# [REQUIRED TASK]
Transcribe everything in the data word for word. Pictures are left out.

# [DATA TO PROCESS]
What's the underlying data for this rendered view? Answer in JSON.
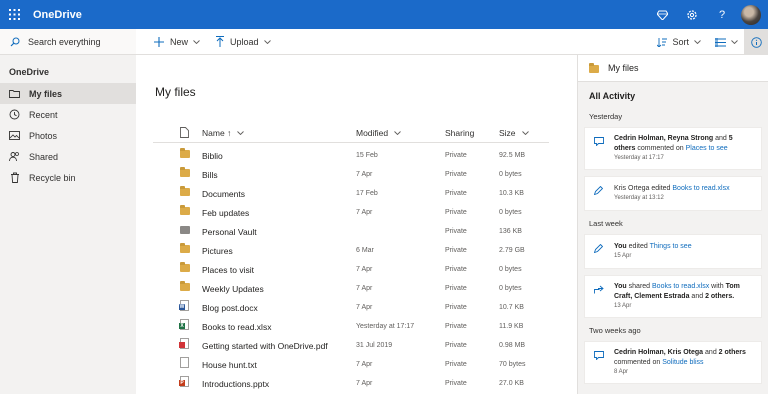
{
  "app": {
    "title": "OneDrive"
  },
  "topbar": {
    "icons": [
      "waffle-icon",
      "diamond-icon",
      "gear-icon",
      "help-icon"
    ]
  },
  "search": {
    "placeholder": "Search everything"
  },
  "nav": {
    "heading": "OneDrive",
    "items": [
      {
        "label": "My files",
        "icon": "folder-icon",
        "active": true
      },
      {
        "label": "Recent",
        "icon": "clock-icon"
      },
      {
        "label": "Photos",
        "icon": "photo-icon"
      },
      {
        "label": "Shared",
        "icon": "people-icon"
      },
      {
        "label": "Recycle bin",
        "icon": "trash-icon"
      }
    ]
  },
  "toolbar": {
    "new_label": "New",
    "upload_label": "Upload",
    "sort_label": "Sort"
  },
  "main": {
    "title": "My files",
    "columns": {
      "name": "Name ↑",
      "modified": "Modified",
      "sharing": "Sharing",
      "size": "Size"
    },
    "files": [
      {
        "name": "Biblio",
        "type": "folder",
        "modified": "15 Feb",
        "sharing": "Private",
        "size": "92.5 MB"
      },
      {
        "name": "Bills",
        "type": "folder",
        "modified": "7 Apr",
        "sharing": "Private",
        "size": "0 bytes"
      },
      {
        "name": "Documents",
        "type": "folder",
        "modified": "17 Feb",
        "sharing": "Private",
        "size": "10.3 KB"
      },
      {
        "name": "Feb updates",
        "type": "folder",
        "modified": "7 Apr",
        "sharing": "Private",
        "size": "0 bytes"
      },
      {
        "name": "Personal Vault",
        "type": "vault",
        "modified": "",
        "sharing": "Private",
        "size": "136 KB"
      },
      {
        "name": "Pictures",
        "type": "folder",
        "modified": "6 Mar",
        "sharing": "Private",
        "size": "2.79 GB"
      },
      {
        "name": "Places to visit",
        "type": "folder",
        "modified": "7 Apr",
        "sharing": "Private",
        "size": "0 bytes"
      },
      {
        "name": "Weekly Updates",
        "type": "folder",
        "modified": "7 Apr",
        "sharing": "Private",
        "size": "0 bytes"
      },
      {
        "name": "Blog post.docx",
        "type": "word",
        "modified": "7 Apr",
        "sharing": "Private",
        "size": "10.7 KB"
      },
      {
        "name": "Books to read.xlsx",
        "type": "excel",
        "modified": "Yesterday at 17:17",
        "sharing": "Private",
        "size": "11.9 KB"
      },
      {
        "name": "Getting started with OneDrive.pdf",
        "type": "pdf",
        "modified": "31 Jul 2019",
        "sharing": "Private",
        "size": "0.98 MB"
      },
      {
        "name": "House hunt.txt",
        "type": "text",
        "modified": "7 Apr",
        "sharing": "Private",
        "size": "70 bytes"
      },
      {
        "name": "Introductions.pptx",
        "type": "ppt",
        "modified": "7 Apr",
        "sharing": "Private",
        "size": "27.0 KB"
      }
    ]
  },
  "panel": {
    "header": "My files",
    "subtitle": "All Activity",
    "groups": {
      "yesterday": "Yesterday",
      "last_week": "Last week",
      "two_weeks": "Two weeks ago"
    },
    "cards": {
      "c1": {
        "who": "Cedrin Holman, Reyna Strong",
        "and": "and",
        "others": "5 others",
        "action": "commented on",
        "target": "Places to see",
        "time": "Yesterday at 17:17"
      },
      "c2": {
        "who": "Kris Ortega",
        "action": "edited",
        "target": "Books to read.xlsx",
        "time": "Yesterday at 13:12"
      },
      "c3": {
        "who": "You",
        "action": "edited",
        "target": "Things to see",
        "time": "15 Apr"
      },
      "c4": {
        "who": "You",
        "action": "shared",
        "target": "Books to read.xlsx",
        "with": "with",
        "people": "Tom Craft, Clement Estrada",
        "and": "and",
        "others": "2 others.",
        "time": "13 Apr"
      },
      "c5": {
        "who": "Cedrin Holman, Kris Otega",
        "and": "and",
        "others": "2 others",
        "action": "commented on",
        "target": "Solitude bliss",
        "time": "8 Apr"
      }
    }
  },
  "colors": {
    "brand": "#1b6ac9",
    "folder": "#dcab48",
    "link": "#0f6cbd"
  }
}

# [THE COMPLETED TASK]
What's the underlying data for this rendered view? Answer in JSON.
{
  "app": {
    "title": "OneDrive"
  },
  "topbar": {
    "icons": [
      "waffle-icon",
      "diamond-icon",
      "gear-icon",
      "help-icon"
    ]
  },
  "search": {
    "placeholder": "Search everything"
  },
  "nav": {
    "heading": "OneDrive",
    "items": [
      {
        "label": "My files",
        "icon": "folder-icon",
        "active": true
      },
      {
        "label": "Recent",
        "icon": "clock-icon"
      },
      {
        "label": "Photos",
        "icon": "photo-icon"
      },
      {
        "label": "Shared",
        "icon": "people-icon"
      },
      {
        "label": "Recycle bin",
        "icon": "trash-icon"
      }
    ]
  },
  "toolbar": {
    "new_label": "New",
    "upload_label": "Upload",
    "sort_label": "Sort"
  },
  "main": {
    "title": "My files",
    "columns": {
      "name": "Name ↑",
      "modified": "Modified",
      "sharing": "Sharing",
      "size": "Size"
    },
    "files": [
      {
        "name": "Biblio",
        "type": "folder",
        "modified": "15 Feb",
        "sharing": "Private",
        "size": "92.5 MB"
      },
      {
        "name": "Bills",
        "type": "folder",
        "modified": "7 Apr",
        "sharing": "Private",
        "size": "0 bytes"
      },
      {
        "name": "Documents",
        "type": "folder",
        "modified": "17 Feb",
        "sharing": "Private",
        "size": "10.3 KB"
      },
      {
        "name": "Feb updates",
        "type": "folder",
        "modified": "7 Apr",
        "sharing": "Private",
        "size": "0 bytes"
      },
      {
        "name": "Personal Vault",
        "type": "vault",
        "modified": "",
        "sharing": "Private",
        "size": "136 KB"
      },
      {
        "name": "Pictures",
        "type": "folder",
        "modified": "6 Mar",
        "sharing": "Private",
        "size": "2.79 GB"
      },
      {
        "name": "Places to visit",
        "type": "folder",
        "modified": "7 Apr",
        "sharing": "Private",
        "size": "0 bytes"
      },
      {
        "name": "Weekly Updates",
        "type": "folder",
        "modified": "7 Apr",
        "sharing": "Private",
        "size": "0 bytes"
      },
      {
        "name": "Blog post.docx",
        "type": "word",
        "modified": "7 Apr",
        "sharing": "Private",
        "size": "10.7 KB"
      },
      {
        "name": "Books to read.xlsx",
        "type": "excel",
        "modified": "Yesterday at 17:17",
        "sharing": "Private",
        "size": "11.9 KB"
      },
      {
        "name": "Getting started with OneDrive.pdf",
        "type": "pdf",
        "modified": "31 Jul 2019",
        "sharing": "Private",
        "size": "0.98 MB"
      },
      {
        "name": "House hunt.txt",
        "type": "text",
        "modified": "7 Apr",
        "sharing": "Private",
        "size": "70 bytes"
      },
      {
        "name": "Introductions.pptx",
        "type": "ppt",
        "modified": "7 Apr",
        "sharing": "Private",
        "size": "27.0 KB"
      }
    ]
  },
  "panel": {
    "header": "My files",
    "subtitle": "All Activity",
    "groups": {
      "yesterday": "Yesterday",
      "last_week": "Last week",
      "two_weeks": "Two weeks ago"
    },
    "cards": {
      "c1": {
        "who": "Cedrin Holman, Reyna Strong",
        "and": "and",
        "others": "5 others",
        "action": "commented on",
        "target": "Places to see",
        "time": "Yesterday at 17:17"
      },
      "c2": {
        "who": "Kris Ortega",
        "action": "edited",
        "target": "Books to read.xlsx",
        "time": "Yesterday at 13:12"
      },
      "c3": {
        "who": "You",
        "action": "edited",
        "target": "Things to see",
        "time": "15 Apr"
      },
      "c4": {
        "who": "You",
        "action": "shared",
        "target": "Books to read.xlsx",
        "with": "with",
        "people": "Tom Craft, Clement Estrada",
        "and": "and",
        "others": "2 others.",
        "time": "13 Apr"
      },
      "c5": {
        "who": "Cedrin Holman, Kris Otega",
        "and": "and",
        "others": "2 others",
        "action": "commented on",
        "target": "Solitude bliss",
        "time": "8 Apr"
      }
    }
  },
  "colors": {
    "brand": "#1b6ac9",
    "folder": "#dcab48",
    "link": "#0f6cbd"
  }
}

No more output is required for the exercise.